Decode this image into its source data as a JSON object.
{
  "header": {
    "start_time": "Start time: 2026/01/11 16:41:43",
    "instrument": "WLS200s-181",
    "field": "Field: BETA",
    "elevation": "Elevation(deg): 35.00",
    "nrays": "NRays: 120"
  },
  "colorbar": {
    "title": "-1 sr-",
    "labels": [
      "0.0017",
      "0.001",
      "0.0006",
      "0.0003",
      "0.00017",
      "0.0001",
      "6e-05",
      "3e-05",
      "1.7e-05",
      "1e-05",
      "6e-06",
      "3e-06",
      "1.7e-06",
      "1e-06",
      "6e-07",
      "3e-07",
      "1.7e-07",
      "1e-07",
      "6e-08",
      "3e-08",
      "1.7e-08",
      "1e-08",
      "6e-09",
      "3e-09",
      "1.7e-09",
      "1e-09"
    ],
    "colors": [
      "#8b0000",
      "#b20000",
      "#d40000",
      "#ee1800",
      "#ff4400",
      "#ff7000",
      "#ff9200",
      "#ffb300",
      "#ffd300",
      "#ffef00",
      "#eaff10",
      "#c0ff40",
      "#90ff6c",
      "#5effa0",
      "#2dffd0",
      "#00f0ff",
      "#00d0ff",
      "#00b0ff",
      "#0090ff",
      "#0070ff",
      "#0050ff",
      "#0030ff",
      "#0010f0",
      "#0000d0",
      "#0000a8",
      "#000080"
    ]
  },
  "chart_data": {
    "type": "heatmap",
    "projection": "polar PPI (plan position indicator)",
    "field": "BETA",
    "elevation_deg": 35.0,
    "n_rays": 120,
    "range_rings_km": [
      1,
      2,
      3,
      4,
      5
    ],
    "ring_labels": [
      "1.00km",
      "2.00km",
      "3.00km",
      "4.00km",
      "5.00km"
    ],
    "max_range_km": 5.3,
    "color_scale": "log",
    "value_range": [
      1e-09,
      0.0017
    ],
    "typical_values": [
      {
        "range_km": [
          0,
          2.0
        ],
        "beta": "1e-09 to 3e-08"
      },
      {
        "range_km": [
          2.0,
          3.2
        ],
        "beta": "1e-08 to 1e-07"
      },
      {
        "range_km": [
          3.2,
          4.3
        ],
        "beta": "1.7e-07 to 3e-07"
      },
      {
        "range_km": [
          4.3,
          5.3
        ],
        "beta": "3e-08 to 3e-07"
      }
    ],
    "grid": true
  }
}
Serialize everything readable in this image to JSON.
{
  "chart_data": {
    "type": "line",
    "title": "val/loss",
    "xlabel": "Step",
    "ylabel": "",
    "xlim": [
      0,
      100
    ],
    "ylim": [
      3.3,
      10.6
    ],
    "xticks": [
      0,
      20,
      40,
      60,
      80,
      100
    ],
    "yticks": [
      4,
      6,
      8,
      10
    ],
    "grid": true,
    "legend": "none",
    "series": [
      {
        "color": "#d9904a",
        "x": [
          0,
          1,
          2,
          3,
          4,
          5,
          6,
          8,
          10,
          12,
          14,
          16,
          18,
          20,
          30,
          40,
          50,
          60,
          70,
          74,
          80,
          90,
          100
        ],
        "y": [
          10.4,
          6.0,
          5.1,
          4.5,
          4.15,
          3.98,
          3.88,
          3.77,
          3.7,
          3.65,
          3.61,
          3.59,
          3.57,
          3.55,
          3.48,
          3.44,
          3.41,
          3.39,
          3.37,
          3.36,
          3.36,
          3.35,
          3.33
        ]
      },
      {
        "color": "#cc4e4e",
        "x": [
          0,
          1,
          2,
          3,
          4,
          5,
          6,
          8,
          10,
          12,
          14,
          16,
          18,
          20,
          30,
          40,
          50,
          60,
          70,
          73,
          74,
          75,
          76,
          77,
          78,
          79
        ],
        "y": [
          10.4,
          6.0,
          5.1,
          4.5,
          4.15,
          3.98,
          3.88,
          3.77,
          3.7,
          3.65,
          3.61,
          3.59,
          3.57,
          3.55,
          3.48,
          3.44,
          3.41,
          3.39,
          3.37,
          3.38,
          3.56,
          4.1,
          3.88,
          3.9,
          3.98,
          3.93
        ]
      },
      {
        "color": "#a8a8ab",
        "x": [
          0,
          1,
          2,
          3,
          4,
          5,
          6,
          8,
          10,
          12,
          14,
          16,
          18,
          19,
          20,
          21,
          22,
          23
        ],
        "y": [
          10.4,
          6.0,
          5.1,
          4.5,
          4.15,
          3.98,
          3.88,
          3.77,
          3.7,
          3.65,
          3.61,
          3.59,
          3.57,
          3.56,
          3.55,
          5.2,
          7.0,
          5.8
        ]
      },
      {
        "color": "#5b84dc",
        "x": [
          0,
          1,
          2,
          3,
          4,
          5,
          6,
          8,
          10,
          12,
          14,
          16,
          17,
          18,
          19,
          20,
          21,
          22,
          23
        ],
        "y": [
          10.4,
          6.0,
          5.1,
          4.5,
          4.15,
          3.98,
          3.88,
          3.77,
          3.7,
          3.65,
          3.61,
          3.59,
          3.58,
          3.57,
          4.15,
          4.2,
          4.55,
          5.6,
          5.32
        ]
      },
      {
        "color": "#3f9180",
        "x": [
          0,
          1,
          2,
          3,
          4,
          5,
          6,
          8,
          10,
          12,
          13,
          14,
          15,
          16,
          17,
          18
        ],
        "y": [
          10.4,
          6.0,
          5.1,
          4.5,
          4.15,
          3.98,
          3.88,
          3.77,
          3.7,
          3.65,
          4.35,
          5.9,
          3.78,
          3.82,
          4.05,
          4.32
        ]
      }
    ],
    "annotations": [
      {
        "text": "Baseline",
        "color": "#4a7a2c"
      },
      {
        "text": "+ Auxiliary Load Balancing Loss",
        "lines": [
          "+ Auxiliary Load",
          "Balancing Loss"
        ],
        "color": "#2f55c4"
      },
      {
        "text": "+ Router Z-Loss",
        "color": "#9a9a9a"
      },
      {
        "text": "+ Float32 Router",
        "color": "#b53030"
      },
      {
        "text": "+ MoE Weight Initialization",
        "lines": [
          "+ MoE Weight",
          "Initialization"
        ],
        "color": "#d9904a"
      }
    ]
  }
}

____

SET EXERCISE.
Among the lines of the material, find those that hold the word "Balancing" and copy them.

WRITTEN RESPONSE.
        "text": "+ Auxiliary Load Balancing Loss",
          "Balancing Loss"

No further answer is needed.